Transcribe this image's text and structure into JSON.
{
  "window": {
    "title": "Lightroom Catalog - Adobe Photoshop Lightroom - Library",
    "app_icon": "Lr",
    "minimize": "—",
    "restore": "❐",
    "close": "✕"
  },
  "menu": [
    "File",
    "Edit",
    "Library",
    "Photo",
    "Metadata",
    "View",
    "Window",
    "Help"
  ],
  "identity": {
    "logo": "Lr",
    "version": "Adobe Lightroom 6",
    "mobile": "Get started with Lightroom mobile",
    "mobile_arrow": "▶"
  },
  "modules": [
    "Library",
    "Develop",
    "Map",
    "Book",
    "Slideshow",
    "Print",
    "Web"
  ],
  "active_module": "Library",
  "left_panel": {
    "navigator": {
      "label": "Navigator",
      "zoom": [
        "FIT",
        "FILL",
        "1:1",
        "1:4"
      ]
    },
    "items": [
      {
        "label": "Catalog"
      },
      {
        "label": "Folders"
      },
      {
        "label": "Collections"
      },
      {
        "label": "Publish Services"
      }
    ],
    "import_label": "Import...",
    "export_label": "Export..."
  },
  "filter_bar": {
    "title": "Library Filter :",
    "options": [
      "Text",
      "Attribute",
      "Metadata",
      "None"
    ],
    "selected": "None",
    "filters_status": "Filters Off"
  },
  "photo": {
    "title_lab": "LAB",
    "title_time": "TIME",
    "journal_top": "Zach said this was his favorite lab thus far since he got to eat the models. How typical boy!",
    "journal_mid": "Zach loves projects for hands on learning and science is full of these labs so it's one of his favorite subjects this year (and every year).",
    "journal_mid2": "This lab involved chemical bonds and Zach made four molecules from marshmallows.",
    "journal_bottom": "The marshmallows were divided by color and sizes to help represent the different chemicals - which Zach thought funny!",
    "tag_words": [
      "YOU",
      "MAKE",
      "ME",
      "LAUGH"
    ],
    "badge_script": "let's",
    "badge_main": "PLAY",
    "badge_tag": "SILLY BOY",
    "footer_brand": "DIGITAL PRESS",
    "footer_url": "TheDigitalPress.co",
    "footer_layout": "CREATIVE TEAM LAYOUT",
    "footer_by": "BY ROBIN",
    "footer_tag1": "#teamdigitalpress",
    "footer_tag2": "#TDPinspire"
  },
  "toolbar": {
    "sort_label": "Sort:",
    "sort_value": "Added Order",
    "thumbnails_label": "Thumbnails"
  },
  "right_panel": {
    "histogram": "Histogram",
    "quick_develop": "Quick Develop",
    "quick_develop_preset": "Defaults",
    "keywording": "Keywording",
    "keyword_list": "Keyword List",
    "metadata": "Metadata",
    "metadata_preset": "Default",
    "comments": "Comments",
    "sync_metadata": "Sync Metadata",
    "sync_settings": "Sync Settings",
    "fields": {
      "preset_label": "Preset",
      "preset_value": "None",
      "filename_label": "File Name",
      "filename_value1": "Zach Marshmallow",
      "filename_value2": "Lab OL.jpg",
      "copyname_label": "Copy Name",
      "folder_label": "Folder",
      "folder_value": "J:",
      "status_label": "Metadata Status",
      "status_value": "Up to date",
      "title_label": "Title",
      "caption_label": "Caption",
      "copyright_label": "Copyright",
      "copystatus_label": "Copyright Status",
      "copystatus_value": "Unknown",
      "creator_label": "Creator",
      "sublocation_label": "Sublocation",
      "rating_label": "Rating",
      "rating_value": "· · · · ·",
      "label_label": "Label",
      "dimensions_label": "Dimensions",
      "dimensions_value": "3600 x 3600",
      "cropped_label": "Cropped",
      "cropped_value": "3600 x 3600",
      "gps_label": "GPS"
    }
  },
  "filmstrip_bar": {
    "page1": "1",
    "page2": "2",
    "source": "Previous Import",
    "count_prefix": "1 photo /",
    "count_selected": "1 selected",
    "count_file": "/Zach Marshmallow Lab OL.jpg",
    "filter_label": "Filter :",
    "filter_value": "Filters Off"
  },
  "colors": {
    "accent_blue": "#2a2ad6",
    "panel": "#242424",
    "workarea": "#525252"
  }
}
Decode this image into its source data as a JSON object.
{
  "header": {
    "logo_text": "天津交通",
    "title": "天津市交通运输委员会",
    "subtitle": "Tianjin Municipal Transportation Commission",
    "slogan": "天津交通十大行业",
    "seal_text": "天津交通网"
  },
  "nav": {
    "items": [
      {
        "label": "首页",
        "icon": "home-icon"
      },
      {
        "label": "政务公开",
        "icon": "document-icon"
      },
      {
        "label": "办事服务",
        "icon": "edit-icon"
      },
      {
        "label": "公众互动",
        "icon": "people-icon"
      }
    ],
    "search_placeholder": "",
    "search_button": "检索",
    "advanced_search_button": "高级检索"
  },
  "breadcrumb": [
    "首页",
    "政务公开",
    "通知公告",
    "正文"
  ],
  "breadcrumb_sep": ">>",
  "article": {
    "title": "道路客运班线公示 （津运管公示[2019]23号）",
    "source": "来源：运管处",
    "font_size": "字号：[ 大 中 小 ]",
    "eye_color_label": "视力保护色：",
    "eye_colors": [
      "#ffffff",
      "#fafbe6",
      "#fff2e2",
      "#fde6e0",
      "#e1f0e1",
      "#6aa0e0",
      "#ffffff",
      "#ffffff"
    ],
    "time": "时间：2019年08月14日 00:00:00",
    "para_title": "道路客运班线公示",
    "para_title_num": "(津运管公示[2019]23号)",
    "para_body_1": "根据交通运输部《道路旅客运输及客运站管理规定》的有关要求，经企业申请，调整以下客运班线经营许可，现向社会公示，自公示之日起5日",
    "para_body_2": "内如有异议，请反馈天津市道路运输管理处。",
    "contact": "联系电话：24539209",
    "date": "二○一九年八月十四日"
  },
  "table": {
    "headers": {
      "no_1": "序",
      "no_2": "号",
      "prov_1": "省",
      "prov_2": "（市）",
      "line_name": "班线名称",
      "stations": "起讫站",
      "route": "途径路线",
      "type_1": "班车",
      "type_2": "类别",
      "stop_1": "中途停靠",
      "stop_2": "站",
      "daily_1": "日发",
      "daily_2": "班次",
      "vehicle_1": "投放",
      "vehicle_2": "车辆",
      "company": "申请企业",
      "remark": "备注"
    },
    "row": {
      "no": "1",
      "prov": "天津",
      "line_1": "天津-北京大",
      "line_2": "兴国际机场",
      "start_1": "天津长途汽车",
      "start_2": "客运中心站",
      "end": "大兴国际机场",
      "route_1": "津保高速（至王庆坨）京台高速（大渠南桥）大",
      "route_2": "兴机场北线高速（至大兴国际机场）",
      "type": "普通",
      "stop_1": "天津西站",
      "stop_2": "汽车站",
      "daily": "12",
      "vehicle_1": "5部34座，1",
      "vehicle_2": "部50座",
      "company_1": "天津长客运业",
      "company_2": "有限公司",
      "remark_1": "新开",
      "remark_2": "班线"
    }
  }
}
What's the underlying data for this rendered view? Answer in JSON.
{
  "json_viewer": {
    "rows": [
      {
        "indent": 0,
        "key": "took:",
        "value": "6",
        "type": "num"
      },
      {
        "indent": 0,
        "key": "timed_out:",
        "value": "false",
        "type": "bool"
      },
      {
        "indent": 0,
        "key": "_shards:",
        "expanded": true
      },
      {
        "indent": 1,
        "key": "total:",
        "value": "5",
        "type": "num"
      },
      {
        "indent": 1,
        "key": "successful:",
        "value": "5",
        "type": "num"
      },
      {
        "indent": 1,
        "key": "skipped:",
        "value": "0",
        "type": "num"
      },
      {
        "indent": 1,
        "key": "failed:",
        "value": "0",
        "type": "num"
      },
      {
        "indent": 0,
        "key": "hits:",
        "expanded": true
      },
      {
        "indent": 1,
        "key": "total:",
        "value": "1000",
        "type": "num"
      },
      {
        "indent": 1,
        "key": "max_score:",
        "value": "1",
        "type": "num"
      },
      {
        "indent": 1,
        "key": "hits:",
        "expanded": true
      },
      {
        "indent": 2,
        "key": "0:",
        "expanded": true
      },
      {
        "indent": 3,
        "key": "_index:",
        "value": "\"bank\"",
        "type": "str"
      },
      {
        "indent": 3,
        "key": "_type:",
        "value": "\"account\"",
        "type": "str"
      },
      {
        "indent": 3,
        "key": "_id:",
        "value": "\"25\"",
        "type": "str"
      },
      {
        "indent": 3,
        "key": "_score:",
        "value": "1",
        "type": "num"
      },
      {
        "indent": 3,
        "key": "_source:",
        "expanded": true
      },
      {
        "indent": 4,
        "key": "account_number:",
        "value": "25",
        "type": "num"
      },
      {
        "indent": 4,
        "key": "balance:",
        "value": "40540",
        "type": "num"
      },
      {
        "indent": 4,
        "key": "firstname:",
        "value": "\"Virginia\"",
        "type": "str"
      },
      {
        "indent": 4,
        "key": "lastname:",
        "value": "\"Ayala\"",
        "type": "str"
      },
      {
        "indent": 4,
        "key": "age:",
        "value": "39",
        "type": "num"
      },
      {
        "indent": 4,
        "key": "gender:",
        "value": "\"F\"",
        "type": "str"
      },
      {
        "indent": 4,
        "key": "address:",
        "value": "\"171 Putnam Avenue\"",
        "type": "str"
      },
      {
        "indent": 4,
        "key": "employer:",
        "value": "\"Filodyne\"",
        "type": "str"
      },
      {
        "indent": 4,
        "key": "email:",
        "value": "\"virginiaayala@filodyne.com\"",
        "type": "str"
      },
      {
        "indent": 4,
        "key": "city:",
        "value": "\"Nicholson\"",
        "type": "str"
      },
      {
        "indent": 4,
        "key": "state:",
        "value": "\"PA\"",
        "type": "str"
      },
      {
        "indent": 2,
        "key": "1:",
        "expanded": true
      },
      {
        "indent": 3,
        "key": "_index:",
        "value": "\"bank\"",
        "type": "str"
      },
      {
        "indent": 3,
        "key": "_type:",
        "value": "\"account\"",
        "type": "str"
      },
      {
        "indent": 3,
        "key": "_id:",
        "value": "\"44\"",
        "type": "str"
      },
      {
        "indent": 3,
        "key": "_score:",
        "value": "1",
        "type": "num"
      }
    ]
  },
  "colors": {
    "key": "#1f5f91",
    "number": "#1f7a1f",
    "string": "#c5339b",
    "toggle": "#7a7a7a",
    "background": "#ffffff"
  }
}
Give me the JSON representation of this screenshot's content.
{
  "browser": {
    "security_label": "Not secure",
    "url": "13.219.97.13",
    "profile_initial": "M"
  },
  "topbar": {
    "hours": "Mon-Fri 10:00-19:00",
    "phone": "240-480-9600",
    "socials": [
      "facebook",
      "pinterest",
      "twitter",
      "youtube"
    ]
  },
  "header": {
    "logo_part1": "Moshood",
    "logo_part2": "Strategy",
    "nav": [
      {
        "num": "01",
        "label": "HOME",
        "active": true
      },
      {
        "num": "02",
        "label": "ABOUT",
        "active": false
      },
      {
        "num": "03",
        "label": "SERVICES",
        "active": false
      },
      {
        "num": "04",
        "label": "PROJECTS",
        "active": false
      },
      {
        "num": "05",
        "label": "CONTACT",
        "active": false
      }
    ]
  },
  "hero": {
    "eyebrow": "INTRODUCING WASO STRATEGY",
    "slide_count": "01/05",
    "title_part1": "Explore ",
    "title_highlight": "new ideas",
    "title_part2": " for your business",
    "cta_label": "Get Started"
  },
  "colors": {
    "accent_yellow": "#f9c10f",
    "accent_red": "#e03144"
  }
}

Your instructions: In the records above, return only the line that contains "Give me the" and every line after it through the last, exactly as they appear.

The response:
Give me the JSON representation of this screenshot's content.
{
  "browser": {
    "security_label": "Not secure",
    "url": "13.219.97.13",
    "profile_initial": "M"
  },
  "topbar": {
    "hours": "Mon-Fri 10:00-19:00",
    "phone": "240-480-9600",
    "socials": [
      "facebook",
      "pinterest",
      "twitter",
      "youtube"
    ]
  },
  "header": {
    "logo_part1": "Moshood",
    "logo_part2": "Strategy",
    "nav": [
      {
        "num": "01",
        "label": "HOME",
        "active": true
      },
      {
        "num": "02",
        "label": "ABOUT",
        "active": false
      },
      {
        "num": "03",
        "label": "SERVICES",
        "active": false
      },
      {
        "num": "04",
        "label": "PROJECTS",
        "active": false
      },
      {
        "num": "05",
        "label": "CONTACT",
        "active": false
      }
    ]
  },
  "hero": {
    "eyebrow": "INTRODUCING WASO STRATEGY",
    "slide_count": "01/05",
    "title_part1": "Explore ",
    "title_highlight": "new ideas",
    "title_part2": " for your business",
    "cta_label": "Get Started"
  },
  "colors": {
    "accent_yellow": "#f9c10f",
    "accent_red": "#e03144"
  }
}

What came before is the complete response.